Short task:
Present the following entries again, word for word and in full.

Information provided:
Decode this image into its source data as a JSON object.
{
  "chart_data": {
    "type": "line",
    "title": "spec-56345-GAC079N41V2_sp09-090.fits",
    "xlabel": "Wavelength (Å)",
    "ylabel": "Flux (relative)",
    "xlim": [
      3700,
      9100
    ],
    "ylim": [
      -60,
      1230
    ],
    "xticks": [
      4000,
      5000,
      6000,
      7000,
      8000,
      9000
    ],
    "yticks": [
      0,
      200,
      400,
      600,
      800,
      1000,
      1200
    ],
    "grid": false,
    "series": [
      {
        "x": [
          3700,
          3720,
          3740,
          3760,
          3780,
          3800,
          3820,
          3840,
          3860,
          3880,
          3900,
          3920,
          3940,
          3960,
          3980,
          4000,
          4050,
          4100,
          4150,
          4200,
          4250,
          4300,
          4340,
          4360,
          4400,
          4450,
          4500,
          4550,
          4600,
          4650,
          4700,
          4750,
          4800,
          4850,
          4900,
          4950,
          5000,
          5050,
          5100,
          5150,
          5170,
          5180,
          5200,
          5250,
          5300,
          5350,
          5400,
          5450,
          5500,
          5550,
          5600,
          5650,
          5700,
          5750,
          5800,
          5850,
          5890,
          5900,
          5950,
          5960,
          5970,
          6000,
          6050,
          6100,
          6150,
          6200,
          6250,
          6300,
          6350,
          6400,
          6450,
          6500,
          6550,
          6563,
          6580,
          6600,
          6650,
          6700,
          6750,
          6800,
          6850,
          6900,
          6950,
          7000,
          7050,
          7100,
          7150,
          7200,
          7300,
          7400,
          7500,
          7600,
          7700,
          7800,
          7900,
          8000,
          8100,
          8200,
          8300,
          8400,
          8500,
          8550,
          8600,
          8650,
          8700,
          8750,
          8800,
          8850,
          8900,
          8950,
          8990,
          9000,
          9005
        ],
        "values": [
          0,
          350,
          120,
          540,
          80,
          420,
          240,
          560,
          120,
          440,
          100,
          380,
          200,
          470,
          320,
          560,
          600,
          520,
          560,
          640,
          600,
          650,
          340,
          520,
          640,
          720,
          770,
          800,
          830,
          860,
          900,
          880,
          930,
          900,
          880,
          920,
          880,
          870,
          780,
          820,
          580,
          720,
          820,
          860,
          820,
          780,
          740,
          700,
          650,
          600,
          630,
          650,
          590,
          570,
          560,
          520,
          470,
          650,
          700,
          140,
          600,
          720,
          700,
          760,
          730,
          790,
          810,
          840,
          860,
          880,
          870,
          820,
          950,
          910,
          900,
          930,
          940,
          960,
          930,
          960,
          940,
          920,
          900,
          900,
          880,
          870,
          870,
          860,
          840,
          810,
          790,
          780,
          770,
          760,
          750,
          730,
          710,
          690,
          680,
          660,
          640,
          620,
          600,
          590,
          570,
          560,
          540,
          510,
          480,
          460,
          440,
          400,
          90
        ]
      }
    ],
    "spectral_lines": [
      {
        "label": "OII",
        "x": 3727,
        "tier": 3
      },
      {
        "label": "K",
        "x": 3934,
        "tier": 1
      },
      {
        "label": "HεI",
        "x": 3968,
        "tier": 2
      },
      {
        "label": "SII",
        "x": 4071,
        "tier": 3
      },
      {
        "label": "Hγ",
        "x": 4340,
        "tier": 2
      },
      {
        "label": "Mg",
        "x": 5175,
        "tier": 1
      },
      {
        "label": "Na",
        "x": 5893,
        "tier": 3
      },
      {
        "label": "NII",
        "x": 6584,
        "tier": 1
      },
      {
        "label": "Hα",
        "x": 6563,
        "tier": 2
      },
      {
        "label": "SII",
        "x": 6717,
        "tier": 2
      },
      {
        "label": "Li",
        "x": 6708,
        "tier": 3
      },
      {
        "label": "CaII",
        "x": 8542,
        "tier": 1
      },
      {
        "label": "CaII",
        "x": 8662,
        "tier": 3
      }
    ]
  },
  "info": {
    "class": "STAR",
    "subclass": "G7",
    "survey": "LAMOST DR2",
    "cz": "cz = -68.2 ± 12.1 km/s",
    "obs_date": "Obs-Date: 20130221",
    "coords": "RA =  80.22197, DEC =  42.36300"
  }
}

Written solution:
Decode this image into its source data as a JSON object.
{
  "chart_data": {
    "type": "line",
    "title": "spec-56345-GAC079N41V2_sp09-090.fits",
    "xlabel": "Wavelength (Å)",
    "ylabel": "Flux (relative)",
    "xlim": [
      3700,
      9100
    ],
    "ylim": [
      -60,
      1230
    ],
    "xticks": [
      4000,
      5000,
      6000,
      7000,
      8000,
      9000
    ],
    "yticks": [
      0,
      200,
      400,
      600,
      800,
      1000,
      1200
    ],
    "grid": false,
    "series": [
      {
        "x": [
          3700,
          3720,
          3740,
          3760,
          3780,
          3800,
          3820,
          3840,
          3860,
          3880,
          3900,
          3920,
          3940,
          3960,
          3980,
          4000,
          4050,
          4100,
          4150,
          4200,
          4250,
          4300,
          4340,
          4360,
          4400,
          4450,
          4500,
          4550,
          4600,
          4650,
          4700,
          4750,
          4800,
          4850,
          4900,
          4950,
          5000,
          5050,
          5100,
          5150,
          5170,
          5180,
          5200,
          5250,
          5300,
          5350,
          5400,
          5450,
          5500,
          5550,
          5600,
          5650,
          5700,
          5750,
          5800,
          5850,
          5890,
          5900,
          5950,
          5960,
          5970,
          6000,
          6050,
          6100,
          6150,
          6200,
          6250,
          6300,
          6350,
          6400,
          6450,
          6500,
          6550,
          6563,
          6580,
          6600,
          6650,
          6700,
          6750,
          6800,
          6850,
          6900,
          6950,
          7000,
          7050,
          7100,
          7150,
          7200,
          7300,
          7400,
          7500,
          7600,
          7700,
          7800,
          7900,
          8000,
          8100,
          8200,
          8300,
          8400,
          8500,
          8550,
          8600,
          8650,
          8700,
          8750,
          8800,
          8850,
          8900,
          8950,
          8990,
          9000,
          9005
        ],
        "values": [
          0,
          350,
          120,
          540,
          80,
          420,
          240,
          560,
          120,
          440,
          100,
          380,
          200,
          470,
          320,
          560,
          600,
          520,
          560,
          640,
          600,
          650,
          340,
          520,
          640,
          720,
          770,
          800,
          830,
          860,
          900,
          880,
          930,
          900,
          880,
          920,
          880,
          870,
          780,
          820,
          580,
          720,
          820,
          860,
          820,
          780,
          740,
          700,
          650,
          600,
          630,
          650,
          590,
          570,
          560,
          520,
          470,
          650,
          700,
          140,
          600,
          720,
          700,
          760,
          730,
          790,
          810,
          840,
          860,
          880,
          870,
          820,
          950,
          910,
          900,
          930,
          940,
          960,
          930,
          960,
          940,
          920,
          900,
          900,
          880,
          870,
          870,
          860,
          840,
          810,
          790,
          780,
          770,
          760,
          750,
          730,
          710,
          690,
          680,
          660,
          640,
          620,
          600,
          590,
          570,
          560,
          540,
          510,
          480,
          460,
          440,
          400,
          90
        ]
      }
    ],
    "spectral_lines": [
      {
        "label": "OII",
        "x": 3727,
        "tier": 3
      },
      {
        "label": "K",
        "x": 3934,
        "tier": 1
      },
      {
        "label": "HεI",
        "x": 3968,
        "tier": 2
      },
      {
        "label": "SII",
        "x": 4071,
        "tier": 3
      },
      {
        "label": "Hγ",
        "x": 4340,
        "tier": 2
      },
      {
        "label": "Mg",
        "x": 5175,
        "tier": 1
      },
      {
        "label": "Na",
        "x": 5893,
        "tier": 3
      },
      {
        "label": "NII",
        "x": 6584,
        "tier": 1
      },
      {
        "label": "Hα",
        "x": 6563,
        "tier": 2
      },
      {
        "label": "SII",
        "x": 6717,
        "tier": 2
      },
      {
        "label": "Li",
        "x": 6708,
        "tier": 3
      },
      {
        "label": "CaII",
        "x": 8542,
        "tier": 1
      },
      {
        "label": "CaII",
        "x": 8662,
        "tier": 3
      }
    ]
  },
  "info": {
    "class": "STAR",
    "subclass": "G7",
    "survey": "LAMOST DR2",
    "cz": "cz = -68.2 ± 12.1 km/s",
    "obs_date": "Obs-Date: 20130221",
    "coords": "RA =  80.22197, DEC =  42.36300"
  }
}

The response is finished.